- **What you will do**
Please retype every item below word for word, with each line unchanged.

- **Data listing**
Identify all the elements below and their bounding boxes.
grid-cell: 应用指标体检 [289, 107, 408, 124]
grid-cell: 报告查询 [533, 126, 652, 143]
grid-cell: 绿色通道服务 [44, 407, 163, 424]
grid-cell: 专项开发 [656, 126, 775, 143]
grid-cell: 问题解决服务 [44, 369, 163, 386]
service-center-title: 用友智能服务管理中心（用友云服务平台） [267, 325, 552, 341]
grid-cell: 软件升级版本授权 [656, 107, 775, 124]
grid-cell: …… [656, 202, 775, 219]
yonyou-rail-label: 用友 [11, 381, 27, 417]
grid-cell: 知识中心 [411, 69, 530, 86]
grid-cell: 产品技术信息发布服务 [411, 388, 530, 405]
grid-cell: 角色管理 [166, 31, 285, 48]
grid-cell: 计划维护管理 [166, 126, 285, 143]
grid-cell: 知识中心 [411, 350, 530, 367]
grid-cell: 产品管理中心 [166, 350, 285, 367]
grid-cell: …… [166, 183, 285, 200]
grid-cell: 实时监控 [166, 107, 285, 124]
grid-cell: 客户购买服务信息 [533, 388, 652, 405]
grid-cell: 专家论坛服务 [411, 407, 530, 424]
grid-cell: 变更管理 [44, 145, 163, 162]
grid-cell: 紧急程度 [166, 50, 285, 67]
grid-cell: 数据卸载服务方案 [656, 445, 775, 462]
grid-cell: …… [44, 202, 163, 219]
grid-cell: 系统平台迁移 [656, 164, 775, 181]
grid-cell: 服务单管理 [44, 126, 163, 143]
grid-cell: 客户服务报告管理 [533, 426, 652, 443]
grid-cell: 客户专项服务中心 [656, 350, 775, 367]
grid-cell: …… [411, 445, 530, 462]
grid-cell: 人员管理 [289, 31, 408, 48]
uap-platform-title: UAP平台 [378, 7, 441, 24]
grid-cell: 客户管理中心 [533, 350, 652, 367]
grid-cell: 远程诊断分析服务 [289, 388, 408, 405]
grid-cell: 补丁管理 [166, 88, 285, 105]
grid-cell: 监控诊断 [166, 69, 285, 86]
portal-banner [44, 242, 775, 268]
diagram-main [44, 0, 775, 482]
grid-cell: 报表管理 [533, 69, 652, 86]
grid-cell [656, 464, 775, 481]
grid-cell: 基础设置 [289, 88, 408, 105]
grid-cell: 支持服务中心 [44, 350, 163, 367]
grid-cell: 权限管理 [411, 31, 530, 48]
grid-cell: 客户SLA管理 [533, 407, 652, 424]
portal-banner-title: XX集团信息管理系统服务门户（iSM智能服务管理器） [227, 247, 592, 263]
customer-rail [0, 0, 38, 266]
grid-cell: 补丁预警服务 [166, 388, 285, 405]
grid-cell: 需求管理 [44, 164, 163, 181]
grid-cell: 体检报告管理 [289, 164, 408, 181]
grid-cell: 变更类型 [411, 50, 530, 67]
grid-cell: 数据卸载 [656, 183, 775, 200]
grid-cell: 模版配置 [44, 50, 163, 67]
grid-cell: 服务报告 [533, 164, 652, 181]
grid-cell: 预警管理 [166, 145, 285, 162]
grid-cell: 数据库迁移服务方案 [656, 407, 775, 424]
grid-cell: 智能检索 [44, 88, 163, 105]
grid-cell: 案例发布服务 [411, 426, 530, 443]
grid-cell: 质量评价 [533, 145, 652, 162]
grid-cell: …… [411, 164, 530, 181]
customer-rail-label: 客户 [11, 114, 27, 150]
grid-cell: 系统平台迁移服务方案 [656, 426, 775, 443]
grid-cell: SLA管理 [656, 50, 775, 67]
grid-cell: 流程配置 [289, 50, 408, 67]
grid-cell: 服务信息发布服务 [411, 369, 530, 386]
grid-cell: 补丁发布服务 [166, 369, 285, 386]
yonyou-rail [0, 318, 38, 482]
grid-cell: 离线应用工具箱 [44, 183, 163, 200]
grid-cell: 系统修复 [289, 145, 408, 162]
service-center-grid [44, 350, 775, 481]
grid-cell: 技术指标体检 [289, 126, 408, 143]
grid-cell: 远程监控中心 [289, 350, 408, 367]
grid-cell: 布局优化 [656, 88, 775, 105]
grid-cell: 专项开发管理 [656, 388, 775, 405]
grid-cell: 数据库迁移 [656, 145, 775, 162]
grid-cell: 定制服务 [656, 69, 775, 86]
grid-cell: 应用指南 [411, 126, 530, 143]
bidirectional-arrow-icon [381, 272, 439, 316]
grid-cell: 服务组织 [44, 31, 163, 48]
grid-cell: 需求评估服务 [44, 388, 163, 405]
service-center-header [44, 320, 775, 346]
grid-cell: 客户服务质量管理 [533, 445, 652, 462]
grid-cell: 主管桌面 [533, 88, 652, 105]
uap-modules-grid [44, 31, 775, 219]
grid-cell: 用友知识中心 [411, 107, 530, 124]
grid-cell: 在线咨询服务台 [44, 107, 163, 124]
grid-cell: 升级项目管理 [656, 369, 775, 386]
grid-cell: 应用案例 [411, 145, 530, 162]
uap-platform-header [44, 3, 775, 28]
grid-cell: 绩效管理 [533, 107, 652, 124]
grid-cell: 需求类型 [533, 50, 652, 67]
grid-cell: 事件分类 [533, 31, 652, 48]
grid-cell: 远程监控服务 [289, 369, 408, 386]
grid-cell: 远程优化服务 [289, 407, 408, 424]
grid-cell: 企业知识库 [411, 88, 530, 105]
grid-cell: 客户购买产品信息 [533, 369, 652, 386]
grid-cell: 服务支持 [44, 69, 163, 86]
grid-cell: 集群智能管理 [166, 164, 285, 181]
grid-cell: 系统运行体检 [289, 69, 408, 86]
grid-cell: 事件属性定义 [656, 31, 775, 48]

- **Solution to the exercise**
Identify all the elements below and their bounding boxes.
grid-cell: 应用指标体检 [289, 107, 408, 124]
grid-cell: 报告查询 [533, 126, 652, 143]
grid-cell: 绿色通道服务 [44, 407, 163, 424]
grid-cell: 专项开发 [656, 126, 775, 143]
grid-cell: 问题解决服务 [44, 369, 163, 386]
service-center-title: 用友智能服务管理中心（用友云服务平台） [267, 325, 552, 341]
grid-cell: 软件升级版本授权 [656, 107, 775, 124]
grid-cell: …… [656, 202, 775, 219]
yonyou-rail-label: 用友 [11, 381, 27, 417]
grid-cell: 知识中心 [411, 69, 530, 86]
grid-cell: 产品技术信息发布服务 [411, 388, 530, 405]
grid-cell: 角色管理 [166, 31, 285, 48]
grid-cell: 计划维护管理 [166, 126, 285, 143]
grid-cell: 知识中心 [411, 350, 530, 367]
grid-cell: 产品管理中心 [166, 350, 285, 367]
grid-cell: …… [166, 183, 285, 200]
grid-cell: 实时监控 [166, 107, 285, 124]
grid-cell: 客户购买服务信息 [533, 388, 652, 405]
grid-cell: 专家论坛服务 [411, 407, 530, 424]
grid-cell: 变更管理 [44, 145, 163, 162]
grid-cell: 紧急程度 [166, 50, 285, 67]
grid-cell: 数据卸载服务方案 [656, 445, 775, 462]
grid-cell: …… [44, 202, 163, 219]
grid-cell: 系统平台迁移 [656, 164, 775, 181]
grid-cell: 服务单管理 [44, 126, 163, 143]
grid-cell: 客户服务报告管理 [533, 426, 652, 443]
grid-cell: 客户专项服务中心 [656, 350, 775, 367]
grid-cell: …… [411, 445, 530, 462]
grid-cell: 人员管理 [289, 31, 408, 48]
uap-platform-title: UAP平台 [378, 7, 441, 24]
grid-cell: 客户管理中心 [533, 350, 652, 367]
grid-cell: 远程诊断分析服务 [289, 388, 408, 405]
grid-cell: 补丁管理 [166, 88, 285, 105]
grid-cell: 监控诊断 [166, 69, 285, 86]
portal-banner [44, 242, 775, 268]
diagram-main [44, 0, 775, 482]
grid-cell: 报表管理 [533, 69, 652, 86]
grid-cell [656, 464, 775, 481]
grid-cell: 基础设置 [289, 88, 408, 105]
grid-cell: 支持服务中心 [44, 350, 163, 367]
grid-cell: 权限管理 [411, 31, 530, 48]
grid-cell: 客户SLA管理 [533, 407, 652, 424]
portal-banner-title: XX集团信息管理系统服务门户（iSM智能服务管理器） [227, 247, 592, 263]
customer-rail [0, 0, 38, 266]
grid-cell: 补丁预警服务 [166, 388, 285, 405]
grid-cell: 需求管理 [44, 164, 163, 181]
grid-cell: 体检报告管理 [289, 164, 408, 181]
grid-cell: 变更类型 [411, 50, 530, 67]
grid-cell: 数据卸载 [656, 183, 775, 200]
grid-cell: 模版配置 [44, 50, 163, 67]
grid-cell: 服务报告 [533, 164, 652, 181]
grid-cell: 预警管理 [166, 145, 285, 162]
grid-cell: 数据库迁移服务方案 [656, 407, 775, 424]
grid-cell: 智能检索 [44, 88, 163, 105]
grid-cell: 案例发布服务 [411, 426, 530, 443]
grid-cell: 质量评价 [533, 145, 652, 162]
grid-cell: …… [411, 164, 530, 181]
customer-rail-label: 客户 [11, 114, 27, 150]
grid-cell: 系统平台迁移服务方案 [656, 426, 775, 443]
grid-cell: SLA管理 [656, 50, 775, 67]
grid-cell: 流程配置 [289, 50, 408, 67]
grid-cell: 服务信息发布服务 [411, 369, 530, 386]
grid-cell: 补丁发布服务 [166, 369, 285, 386]
yonyou-rail [0, 318, 38, 482]
grid-cell: 离线应用工具箱 [44, 183, 163, 200]
grid-cell: 系统修复 [289, 145, 408, 162]
service-center-grid [44, 350, 775, 481]
grid-cell: 技术指标体检 [289, 126, 408, 143]
grid-cell: 远程监控中心 [289, 350, 408, 367]
grid-cell: 布局优化 [656, 88, 775, 105]
grid-cell: 专项开发管理 [656, 388, 775, 405]
grid-cell: 数据库迁移 [656, 145, 775, 162]
grid-cell: 定制服务 [656, 69, 775, 86]
grid-cell: 应用指南 [411, 126, 530, 143]
bidirectional-arrow-icon [381, 272, 439, 316]
grid-cell: 服务组织 [44, 31, 163, 48]
grid-cell: 需求评估服务 [44, 388, 163, 405]
service-center-header [44, 320, 775, 346]
grid-cell: 客户服务质量管理 [533, 445, 652, 462]
grid-cell: 主管桌面 [533, 88, 652, 105]
uap-modules-grid [44, 31, 775, 219]
grid-cell: 用友知识中心 [411, 107, 530, 124]
grid-cell: 在线咨询服务台 [44, 107, 163, 124]
grid-cell: 升级项目管理 [656, 369, 775, 386]
grid-cell: 应用案例 [411, 145, 530, 162]
uap-platform-header [44, 3, 775, 28]
grid-cell: 绩效管理 [533, 107, 652, 124]
grid-cell: 需求类型 [533, 50, 652, 67]
grid-cell: 事件分类 [533, 31, 652, 48]
grid-cell: 远程监控服务 [289, 369, 408, 386]
grid-cell: 远程优化服务 [289, 407, 408, 424]
grid-cell: 企业知识库 [411, 88, 530, 105]
grid-cell: 客户购买产品信息 [533, 369, 652, 386]
grid-cell: 服务支持 [44, 69, 163, 86]
grid-cell: 集群智能管理 [166, 164, 285, 181]
grid-cell: 系统运行体检 [289, 69, 408, 86]
grid-cell: 事件属性定义 [656, 31, 775, 48]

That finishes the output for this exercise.